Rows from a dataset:
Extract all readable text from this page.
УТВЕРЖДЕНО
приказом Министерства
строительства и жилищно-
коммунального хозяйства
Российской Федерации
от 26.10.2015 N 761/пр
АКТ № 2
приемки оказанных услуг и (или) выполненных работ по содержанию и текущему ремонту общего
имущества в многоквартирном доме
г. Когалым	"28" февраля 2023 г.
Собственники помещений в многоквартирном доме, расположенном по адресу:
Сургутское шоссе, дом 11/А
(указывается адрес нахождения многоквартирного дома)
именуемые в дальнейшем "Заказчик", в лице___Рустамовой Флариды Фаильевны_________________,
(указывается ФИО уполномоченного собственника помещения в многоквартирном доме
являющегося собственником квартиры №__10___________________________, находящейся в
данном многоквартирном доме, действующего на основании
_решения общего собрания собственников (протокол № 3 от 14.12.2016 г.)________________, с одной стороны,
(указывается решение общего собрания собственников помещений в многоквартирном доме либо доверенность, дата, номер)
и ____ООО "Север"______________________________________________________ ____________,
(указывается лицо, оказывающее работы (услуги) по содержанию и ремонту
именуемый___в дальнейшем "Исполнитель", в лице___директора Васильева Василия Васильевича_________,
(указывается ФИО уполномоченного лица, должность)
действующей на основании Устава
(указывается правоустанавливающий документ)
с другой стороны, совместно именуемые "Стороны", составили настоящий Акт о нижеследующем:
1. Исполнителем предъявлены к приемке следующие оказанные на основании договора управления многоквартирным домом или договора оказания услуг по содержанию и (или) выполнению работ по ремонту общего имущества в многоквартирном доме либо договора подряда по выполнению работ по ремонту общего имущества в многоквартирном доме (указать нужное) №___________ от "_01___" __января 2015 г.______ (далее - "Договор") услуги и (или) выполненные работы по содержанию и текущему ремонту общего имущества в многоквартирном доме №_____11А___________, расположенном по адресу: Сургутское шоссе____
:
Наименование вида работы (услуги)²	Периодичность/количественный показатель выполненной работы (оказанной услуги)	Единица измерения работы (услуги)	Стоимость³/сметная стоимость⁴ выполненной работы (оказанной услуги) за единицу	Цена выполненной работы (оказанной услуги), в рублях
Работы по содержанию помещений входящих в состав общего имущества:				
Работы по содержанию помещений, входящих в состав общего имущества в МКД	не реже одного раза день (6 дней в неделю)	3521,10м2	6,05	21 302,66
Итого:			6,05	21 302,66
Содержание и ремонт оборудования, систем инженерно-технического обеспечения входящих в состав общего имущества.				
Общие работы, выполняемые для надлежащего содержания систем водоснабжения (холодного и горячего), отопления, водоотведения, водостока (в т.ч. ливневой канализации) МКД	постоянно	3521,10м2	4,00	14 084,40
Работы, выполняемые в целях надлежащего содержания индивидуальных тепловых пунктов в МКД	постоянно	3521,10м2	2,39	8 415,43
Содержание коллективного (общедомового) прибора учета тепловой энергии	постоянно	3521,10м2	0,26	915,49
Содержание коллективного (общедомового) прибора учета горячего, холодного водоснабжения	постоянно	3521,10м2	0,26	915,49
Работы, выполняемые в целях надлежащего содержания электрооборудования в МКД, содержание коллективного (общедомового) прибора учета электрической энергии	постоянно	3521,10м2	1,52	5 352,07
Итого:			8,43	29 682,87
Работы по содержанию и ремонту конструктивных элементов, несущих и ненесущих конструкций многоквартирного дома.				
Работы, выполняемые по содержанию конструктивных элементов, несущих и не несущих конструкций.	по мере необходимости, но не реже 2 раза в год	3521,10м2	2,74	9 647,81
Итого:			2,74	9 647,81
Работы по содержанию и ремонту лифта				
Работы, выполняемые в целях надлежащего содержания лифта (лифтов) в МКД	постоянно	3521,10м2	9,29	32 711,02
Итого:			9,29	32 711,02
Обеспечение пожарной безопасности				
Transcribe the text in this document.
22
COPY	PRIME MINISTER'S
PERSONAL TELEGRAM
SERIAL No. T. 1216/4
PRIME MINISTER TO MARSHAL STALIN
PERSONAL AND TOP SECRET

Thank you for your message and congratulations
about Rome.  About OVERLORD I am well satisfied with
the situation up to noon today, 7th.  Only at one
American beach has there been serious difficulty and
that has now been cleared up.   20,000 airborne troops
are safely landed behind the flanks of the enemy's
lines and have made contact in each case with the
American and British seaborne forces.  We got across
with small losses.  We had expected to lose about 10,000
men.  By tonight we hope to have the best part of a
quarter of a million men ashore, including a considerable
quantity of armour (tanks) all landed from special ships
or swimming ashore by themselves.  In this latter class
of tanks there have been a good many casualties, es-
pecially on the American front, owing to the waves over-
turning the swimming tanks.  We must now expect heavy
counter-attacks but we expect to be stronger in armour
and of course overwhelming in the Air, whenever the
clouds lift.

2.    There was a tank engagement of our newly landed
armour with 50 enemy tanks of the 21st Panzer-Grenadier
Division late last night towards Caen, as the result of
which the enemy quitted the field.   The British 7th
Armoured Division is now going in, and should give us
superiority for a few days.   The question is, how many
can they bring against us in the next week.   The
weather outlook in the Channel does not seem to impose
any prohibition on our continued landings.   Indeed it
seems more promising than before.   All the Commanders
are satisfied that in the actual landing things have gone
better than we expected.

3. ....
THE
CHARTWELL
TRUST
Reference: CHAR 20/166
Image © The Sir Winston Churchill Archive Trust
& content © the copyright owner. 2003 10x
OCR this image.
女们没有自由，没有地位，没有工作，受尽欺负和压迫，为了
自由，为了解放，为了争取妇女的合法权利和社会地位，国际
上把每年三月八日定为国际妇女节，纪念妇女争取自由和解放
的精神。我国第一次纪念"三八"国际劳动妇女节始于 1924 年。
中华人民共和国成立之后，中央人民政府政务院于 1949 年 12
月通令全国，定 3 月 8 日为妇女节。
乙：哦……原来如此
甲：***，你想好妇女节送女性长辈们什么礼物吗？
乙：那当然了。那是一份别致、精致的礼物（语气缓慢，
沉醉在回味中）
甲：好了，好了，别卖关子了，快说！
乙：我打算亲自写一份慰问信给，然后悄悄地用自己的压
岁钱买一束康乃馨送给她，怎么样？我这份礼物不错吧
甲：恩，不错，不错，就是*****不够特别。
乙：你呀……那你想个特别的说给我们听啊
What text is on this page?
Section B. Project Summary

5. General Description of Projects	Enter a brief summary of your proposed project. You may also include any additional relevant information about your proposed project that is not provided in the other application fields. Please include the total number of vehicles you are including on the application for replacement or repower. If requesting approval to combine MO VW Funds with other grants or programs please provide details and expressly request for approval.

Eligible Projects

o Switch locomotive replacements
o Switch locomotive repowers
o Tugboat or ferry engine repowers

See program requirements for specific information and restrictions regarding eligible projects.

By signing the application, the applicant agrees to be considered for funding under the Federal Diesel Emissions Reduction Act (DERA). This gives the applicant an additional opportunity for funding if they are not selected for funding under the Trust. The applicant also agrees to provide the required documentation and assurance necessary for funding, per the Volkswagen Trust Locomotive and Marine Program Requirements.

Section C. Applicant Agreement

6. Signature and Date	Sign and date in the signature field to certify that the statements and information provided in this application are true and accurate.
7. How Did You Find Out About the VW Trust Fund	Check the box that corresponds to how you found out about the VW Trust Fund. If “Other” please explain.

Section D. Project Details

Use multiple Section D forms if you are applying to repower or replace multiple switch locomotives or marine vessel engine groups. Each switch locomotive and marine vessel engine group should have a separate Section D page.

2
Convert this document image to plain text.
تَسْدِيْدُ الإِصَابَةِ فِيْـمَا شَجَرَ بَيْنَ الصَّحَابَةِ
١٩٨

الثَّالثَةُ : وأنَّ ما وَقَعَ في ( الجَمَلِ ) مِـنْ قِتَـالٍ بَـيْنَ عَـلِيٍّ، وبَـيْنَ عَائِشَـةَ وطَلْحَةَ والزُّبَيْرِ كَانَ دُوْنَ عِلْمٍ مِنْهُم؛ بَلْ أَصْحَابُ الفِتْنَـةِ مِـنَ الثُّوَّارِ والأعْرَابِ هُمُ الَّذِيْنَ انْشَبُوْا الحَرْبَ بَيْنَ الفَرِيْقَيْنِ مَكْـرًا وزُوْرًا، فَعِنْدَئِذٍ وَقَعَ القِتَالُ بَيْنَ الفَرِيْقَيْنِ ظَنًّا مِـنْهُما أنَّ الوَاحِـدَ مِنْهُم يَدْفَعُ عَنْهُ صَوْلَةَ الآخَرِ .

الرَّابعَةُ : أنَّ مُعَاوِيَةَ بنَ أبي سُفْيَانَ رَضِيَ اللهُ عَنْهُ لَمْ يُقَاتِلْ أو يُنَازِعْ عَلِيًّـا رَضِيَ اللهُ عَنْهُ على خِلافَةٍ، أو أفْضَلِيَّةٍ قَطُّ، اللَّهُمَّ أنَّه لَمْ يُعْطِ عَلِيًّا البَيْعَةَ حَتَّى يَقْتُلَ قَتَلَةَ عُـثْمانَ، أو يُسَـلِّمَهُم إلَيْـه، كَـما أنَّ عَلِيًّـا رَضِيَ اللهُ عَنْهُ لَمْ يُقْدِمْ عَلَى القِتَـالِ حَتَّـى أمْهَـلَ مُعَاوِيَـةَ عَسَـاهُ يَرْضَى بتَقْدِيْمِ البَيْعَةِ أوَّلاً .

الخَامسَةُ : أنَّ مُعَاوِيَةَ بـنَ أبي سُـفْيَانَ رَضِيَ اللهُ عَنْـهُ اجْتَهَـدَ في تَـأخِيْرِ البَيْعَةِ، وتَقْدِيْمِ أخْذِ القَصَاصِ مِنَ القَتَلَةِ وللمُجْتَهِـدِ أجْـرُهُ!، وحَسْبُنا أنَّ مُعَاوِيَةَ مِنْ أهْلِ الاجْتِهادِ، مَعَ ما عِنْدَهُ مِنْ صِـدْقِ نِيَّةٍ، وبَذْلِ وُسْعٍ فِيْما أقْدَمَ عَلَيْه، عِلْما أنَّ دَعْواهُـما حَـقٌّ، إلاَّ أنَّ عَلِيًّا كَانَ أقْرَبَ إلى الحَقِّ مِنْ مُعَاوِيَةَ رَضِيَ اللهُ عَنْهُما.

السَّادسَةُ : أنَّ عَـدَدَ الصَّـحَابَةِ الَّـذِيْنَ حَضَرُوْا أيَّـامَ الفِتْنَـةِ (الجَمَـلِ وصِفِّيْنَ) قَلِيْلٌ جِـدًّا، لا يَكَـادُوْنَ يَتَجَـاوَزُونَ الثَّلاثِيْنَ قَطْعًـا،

PROBLEM:
In the listing above, find each line with the word "swimming" and copy it.

EXERCISE OUTPUT:
or swimming ashore by themselves.  In this latter class
turning the swimming tanks.  We must now expect heavy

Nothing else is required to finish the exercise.